Pull out every row below that contains the string "title", and copy each one unchanged.

══════════

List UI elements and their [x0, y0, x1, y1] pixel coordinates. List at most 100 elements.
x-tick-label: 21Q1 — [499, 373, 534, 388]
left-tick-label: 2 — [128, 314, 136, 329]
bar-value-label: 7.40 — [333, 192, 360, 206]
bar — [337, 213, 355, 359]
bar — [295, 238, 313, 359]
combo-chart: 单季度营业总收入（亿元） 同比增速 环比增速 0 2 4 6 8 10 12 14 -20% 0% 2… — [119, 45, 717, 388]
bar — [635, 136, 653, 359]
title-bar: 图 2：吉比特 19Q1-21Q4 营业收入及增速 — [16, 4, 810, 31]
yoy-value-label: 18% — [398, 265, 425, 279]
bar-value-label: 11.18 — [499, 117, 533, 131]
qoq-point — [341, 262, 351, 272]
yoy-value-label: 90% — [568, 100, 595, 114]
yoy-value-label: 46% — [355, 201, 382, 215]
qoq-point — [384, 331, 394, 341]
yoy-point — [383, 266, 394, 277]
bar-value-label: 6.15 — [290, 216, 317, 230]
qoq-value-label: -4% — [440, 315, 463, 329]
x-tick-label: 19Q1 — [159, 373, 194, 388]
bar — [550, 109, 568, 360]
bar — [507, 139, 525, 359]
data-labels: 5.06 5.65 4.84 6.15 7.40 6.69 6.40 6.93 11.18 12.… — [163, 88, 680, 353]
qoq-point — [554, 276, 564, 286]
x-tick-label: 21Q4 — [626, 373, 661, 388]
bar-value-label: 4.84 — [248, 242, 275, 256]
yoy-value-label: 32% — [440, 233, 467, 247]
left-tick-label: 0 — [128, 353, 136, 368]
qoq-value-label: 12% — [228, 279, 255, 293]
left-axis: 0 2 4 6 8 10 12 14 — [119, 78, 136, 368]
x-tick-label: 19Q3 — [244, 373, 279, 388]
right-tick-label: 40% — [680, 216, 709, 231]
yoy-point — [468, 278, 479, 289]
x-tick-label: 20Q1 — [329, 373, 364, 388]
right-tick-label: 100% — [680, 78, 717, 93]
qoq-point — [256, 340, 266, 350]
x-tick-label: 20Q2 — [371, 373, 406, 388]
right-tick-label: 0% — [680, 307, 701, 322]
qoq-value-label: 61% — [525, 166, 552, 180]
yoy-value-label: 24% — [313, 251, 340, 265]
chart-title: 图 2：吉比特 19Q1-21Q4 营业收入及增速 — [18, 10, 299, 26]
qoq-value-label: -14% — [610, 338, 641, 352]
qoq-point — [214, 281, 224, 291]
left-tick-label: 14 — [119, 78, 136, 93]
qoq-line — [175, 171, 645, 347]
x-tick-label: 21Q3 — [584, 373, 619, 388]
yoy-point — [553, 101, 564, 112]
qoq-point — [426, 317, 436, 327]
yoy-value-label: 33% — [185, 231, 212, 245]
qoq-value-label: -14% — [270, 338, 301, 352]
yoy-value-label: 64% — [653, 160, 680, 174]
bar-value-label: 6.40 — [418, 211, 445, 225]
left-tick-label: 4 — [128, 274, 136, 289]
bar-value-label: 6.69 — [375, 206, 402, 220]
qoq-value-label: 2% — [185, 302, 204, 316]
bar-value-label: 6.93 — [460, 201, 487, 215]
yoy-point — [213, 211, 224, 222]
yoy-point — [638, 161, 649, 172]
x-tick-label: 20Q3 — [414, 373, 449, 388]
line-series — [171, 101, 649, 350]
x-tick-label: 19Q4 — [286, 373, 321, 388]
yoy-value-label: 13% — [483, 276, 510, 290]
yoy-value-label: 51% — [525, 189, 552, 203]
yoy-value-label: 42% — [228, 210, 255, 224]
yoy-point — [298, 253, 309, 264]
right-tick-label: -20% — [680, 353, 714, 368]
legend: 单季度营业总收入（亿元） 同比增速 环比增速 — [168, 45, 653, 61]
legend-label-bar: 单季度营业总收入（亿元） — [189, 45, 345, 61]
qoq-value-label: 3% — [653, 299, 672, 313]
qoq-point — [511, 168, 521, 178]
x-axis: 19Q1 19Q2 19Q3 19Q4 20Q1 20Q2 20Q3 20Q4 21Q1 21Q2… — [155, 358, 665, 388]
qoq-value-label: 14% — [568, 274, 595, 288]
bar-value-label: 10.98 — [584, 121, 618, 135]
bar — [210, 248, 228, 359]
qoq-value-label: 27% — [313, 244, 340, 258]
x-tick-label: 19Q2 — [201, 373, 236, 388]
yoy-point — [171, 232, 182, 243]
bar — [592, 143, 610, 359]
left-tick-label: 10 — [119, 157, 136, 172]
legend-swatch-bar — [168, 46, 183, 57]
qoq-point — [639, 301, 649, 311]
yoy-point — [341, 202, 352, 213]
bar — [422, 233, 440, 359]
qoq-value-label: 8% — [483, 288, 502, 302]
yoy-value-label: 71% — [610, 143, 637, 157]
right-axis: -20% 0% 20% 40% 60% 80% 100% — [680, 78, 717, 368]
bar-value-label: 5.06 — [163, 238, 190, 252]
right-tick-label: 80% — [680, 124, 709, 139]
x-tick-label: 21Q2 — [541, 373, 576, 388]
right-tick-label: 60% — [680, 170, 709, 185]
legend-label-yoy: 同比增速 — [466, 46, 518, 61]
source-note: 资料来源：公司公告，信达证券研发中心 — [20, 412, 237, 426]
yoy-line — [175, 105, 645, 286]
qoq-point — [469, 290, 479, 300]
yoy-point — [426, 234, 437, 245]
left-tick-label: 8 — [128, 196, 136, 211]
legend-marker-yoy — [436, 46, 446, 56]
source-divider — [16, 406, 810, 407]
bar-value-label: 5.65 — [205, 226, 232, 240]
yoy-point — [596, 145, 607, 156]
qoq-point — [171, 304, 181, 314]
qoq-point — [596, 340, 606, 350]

══════════

### Exercise result
title-bar: 图 2：吉比特 19Q1-21Q4 营业收入及增速 — [16, 4, 810, 31]
chart-title: 图 2：吉比特 19Q1-21Q4 营业收入及增速 — [18, 10, 299, 26]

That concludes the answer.